"""

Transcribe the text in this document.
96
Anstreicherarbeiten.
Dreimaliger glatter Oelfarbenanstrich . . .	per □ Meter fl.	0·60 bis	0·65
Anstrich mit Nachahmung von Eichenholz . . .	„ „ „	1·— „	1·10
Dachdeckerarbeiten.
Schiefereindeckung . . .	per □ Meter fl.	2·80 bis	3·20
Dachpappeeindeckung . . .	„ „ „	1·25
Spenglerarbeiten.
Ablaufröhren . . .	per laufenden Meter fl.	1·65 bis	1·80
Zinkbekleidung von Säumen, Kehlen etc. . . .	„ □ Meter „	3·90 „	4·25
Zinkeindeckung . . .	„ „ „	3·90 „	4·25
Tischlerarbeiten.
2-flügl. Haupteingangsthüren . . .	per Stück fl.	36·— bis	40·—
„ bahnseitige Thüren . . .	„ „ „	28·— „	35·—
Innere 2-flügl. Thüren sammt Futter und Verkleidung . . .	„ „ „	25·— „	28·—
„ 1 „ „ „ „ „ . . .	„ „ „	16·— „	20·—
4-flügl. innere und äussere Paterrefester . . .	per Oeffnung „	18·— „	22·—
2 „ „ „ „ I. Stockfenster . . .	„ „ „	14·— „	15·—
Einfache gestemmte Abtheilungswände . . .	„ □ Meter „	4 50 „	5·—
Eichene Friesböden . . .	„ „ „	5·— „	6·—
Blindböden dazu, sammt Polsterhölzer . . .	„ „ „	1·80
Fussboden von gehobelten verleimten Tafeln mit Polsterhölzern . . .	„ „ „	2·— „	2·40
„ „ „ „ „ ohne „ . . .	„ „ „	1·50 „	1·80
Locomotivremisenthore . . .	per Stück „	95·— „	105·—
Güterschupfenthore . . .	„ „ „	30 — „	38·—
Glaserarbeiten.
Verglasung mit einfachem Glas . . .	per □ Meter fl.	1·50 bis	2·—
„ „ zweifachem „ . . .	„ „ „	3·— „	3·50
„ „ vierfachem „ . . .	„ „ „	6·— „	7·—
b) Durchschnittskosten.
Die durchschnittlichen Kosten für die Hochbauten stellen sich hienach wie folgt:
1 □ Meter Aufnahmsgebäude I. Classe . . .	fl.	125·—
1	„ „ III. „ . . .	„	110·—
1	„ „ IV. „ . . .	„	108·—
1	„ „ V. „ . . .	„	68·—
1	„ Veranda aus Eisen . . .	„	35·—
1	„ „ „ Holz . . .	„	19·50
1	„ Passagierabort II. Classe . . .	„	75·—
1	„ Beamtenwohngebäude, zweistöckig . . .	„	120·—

"""

DESCRIPTION OF THE TASK:
Go through the records. Copy each line where "flügl" appears.

EXERCISE RESPONSE:
2-flügl. Haupteingangsthüren . . .	per Stück fl.	36·— bis	40·—
Innere 2-flügl. Thüren sammt Futter und Verkleidung . . .	„ „ „	25·— „	28·—
4-flügl. innere und äussere Paterrefester . . .	per Oeffnung „	18·— „	22·—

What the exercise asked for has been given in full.